* LISTED RECORDS
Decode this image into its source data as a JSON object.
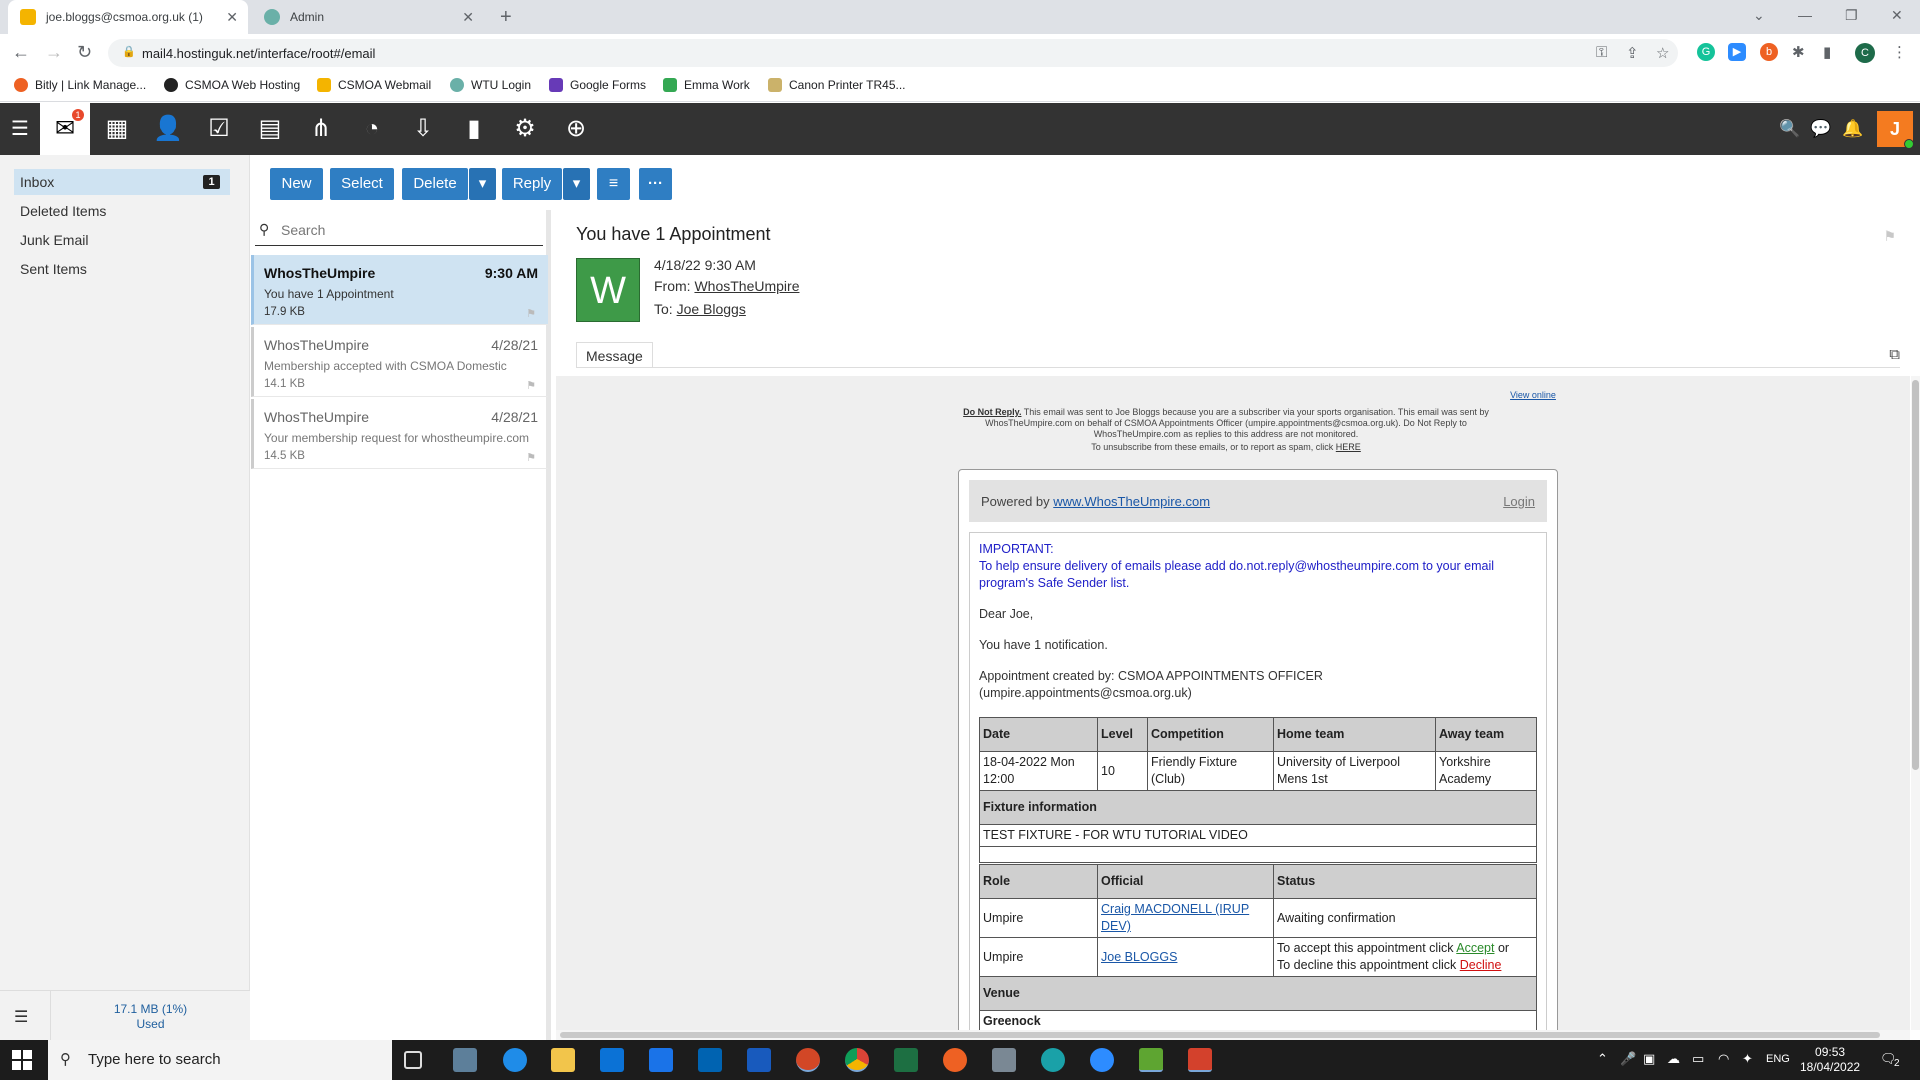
{
  "browser": {
    "tabs": [
      {
        "title": "joe.bloggs@csmoa.org.uk (1)",
        "active": true
      },
      {
        "title": "Admin",
        "active": false
      }
    ],
    "url": "mail4.hostinguk.net/interface/root#/email",
    "bookmarks": [
      "Bitly | Link Manage...",
      "CSMOA Web Hosting",
      "CSMOA Webmail",
      "WTU Login",
      "Google Forms",
      "Emma Work",
      "Canon Printer TR45..."
    ],
    "profile_initial": "C"
  },
  "appbar": {
    "mail_badge": "1",
    "avatar_initial": "J",
    "icons": [
      "menu-icon",
      "mail-icon",
      "calendar-icon",
      "contacts-icon",
      "tasks-icon",
      "notes-icon",
      "sitemap-icon",
      "rss-icon",
      "download-icon",
      "chart-icon",
      "settings-icon",
      "add-icon"
    ]
  },
  "folders": [
    {
      "label": "Inbox",
      "count": "1",
      "selected": true
    },
    {
      "label": "Deleted Items"
    },
    {
      "label": "Junk Email"
    },
    {
      "label": "Sent Items"
    }
  ],
  "quota": {
    "size": "17.1 MB (1%)",
    "label": "Used"
  },
  "actions": {
    "new": "New",
    "select": "Select",
    "delete": "Delete",
    "reply": "Reply",
    "more": "···"
  },
  "search": {
    "placeholder": "Search"
  },
  "messages": [
    {
      "from": "WhosTheUmpire",
      "date": "9:30 AM",
      "subject": "You have 1 Appointment",
      "size": "17.9 KB"
    },
    {
      "from": "WhosTheUmpire",
      "date": "4/28/21",
      "subject": "Membership accepted with CSMOA Domestic",
      "size": "14.1 KB"
    },
    {
      "from": "WhosTheUmpire",
      "date": "4/28/21",
      "subject": "Your membership request for whostheumpire.com",
      "size": "14.5 KB"
    }
  ],
  "reading": {
    "subject": "You have 1 Appointment",
    "avatar": "W",
    "datetime": "4/18/22 9:30 AM",
    "from_label": "From:",
    "from": "WhosTheUmpire",
    "to_label": "To:",
    "to": "Joe Bloggs",
    "tab": "Message"
  },
  "email": {
    "view_online": "View online",
    "do_not_reply": "Do Not Reply.",
    "notice1": " This email was sent to Joe Bloggs because you are a subscriber via your sports organisation. This email was sent by",
    "notice2": "WhosTheUmpire.com on behalf of CSMOA Appointments Officer (umpire.appointments@csmoa.org.uk). Do Not Reply to",
    "notice3": "WhosTheUmpire.com as replies to this address are not monitored.",
    "unsubscribe": "To unsubscribe from these emails, or to report as spam, click ",
    "here": "HERE",
    "powered_by": "Powered by ",
    "powered_link": "www.WhosTheUmpire.com",
    "login": "Login",
    "important": "IMPORTANT:",
    "important_text1": "To help ensure delivery of emails please add do.not.reply@whostheumpire.com to your email",
    "important_text2": "program's Safe Sender list.",
    "greeting": "Dear Joe,",
    "notification": "You have 1 notification.",
    "created_by1": "Appointment created by: CSMOA APPOINTMENTS OFFICER",
    "created_by2": "(umpire.appointments@csmoa.org.uk)",
    "headers": [
      "Date",
      "Level",
      "Competition",
      "Home team",
      "Away team"
    ],
    "row": [
      "18-04-2022 Mon 12:00",
      "10",
      "Friendly Fixture (Club)",
      "University of Liverpool Mens 1st",
      "Yorkshire Academy"
    ],
    "fixture_info": "Fixture information",
    "fixture_text": "TEST FIXTURE - FOR WTU TUTORIAL VIDEO",
    "role_headers": [
      "Role",
      "Official",
      "Status"
    ],
    "roles": [
      {
        "role": "Umpire",
        "official": "Craig MACDONELL (IRUP DEV)",
        "status": "Awaiting confirmation"
      },
      {
        "role": "Umpire",
        "official": "Joe BLOGGS",
        "accept_pre": "To accept this appointment click ",
        "accept": "Accept",
        "accept_post": " or",
        "decline_pre": "To decline this appointment click ",
        "decline": "Decline"
      }
    ],
    "venue": "Venue",
    "venue_name": "Greenock"
  },
  "taskbar": {
    "search_placeholder": "Type here to search",
    "lang": "ENG",
    "time": "09:53",
    "date": "18/04/2022",
    "notif_count": "2"
  }
}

* DIRECTIVE
Ignore the images and quote every line of the listing exactly.

* ANSWER TO THIS EXERCISE
Decode this image into its source data as a JSON object.
{
  "browser": {
    "tabs": [
      {
        "title": "joe.bloggs@csmoa.org.uk (1)",
        "active": true
      },
      {
        "title": "Admin",
        "active": false
      }
    ],
    "url": "mail4.hostinguk.net/interface/root#/email",
    "bookmarks": [
      "Bitly | Link Manage...",
      "CSMOA Web Hosting",
      "CSMOA Webmail",
      "WTU Login",
      "Google Forms",
      "Emma Work",
      "Canon Printer TR45..."
    ],
    "profile_initial": "C"
  },
  "appbar": {
    "mail_badge": "1",
    "avatar_initial": "J",
    "icons": [
      "menu-icon",
      "mail-icon",
      "calendar-icon",
      "contacts-icon",
      "tasks-icon",
      "notes-icon",
      "sitemap-icon",
      "rss-icon",
      "download-icon",
      "chart-icon",
      "settings-icon",
      "add-icon"
    ]
  },
  "folders": [
    {
      "label": "Inbox",
      "count": "1",
      "selected": true
    },
    {
      "label": "Deleted Items"
    },
    {
      "label": "Junk Email"
    },
    {
      "label": "Sent Items"
    }
  ],
  "quota": {
    "size": "17.1 MB (1%)",
    "label": "Used"
  },
  "actions": {
    "new": "New",
    "select": "Select",
    "delete": "Delete",
    "reply": "Reply",
    "more": "···"
  },
  "search": {
    "placeholder": "Search"
  },
  "messages": [
    {
      "from": "WhosTheUmpire",
      "date": "9:30 AM",
      "subject": "You have 1 Appointment",
      "size": "17.9 KB"
    },
    {
      "from": "WhosTheUmpire",
      "date": "4/28/21",
      "subject": "Membership accepted with CSMOA Domestic",
      "size": "14.1 KB"
    },
    {
      "from": "WhosTheUmpire",
      "date": "4/28/21",
      "subject": "Your membership request for whostheumpire.com",
      "size": "14.5 KB"
    }
  ],
  "reading": {
    "subject": "You have 1 Appointment",
    "avatar": "W",
    "datetime": "4/18/22 9:30 AM",
    "from_label": "From:",
    "from": "WhosTheUmpire",
    "to_label": "To:",
    "to": "Joe Bloggs",
    "tab": "Message"
  },
  "email": {
    "view_online": "View online",
    "do_not_reply": "Do Not Reply.",
    "notice1": " This email was sent to Joe Bloggs because you are a subscriber via your sports organisation. This email was sent by",
    "notice2": "WhosTheUmpire.com on behalf of CSMOA Appointments Officer (umpire.appointments@csmoa.org.uk). Do Not Reply to",
    "notice3": "WhosTheUmpire.com as replies to this address are not monitored.",
    "unsubscribe": "To unsubscribe from these emails, or to report as spam, click ",
    "here": "HERE",
    "powered_by": "Powered by ",
    "powered_link": "www.WhosTheUmpire.com",
    "login": "Login",
    "important": "IMPORTANT:",
    "important_text1": "To help ensure delivery of emails please add do.not.reply@whostheumpire.com to your email",
    "important_text2": "program's Safe Sender list.",
    "greeting": "Dear Joe,",
    "notification": "You have 1 notification.",
    "created_by1": "Appointment created by: CSMOA APPOINTMENTS OFFICER",
    "created_by2": "(umpire.appointments@csmoa.org.uk)",
    "headers": [
      "Date",
      "Level",
      "Competition",
      "Home team",
      "Away team"
    ],
    "row": [
      "18-04-2022 Mon 12:00",
      "10",
      "Friendly Fixture (Club)",
      "University of Liverpool Mens 1st",
      "Yorkshire Academy"
    ],
    "fixture_info": "Fixture information",
    "fixture_text": "TEST FIXTURE - FOR WTU TUTORIAL VIDEO",
    "role_headers": [
      "Role",
      "Official",
      "Status"
    ],
    "roles": [
      {
        "role": "Umpire",
        "official": "Craig MACDONELL (IRUP DEV)",
        "status": "Awaiting confirmation"
      },
      {
        "role": "Umpire",
        "official": "Joe BLOGGS",
        "accept_pre": "To accept this appointment click ",
        "accept": "Accept",
        "accept_post": " or",
        "decline_pre": "To decline this appointment click ",
        "decline": "Decline"
      }
    ],
    "venue": "Venue",
    "venue_name": "Greenock"
  },
  "taskbar": {
    "search_placeholder": "Type here to search",
    "lang": "ENG",
    "time": "09:53",
    "date": "18/04/2022",
    "notif_count": "2"
  }
}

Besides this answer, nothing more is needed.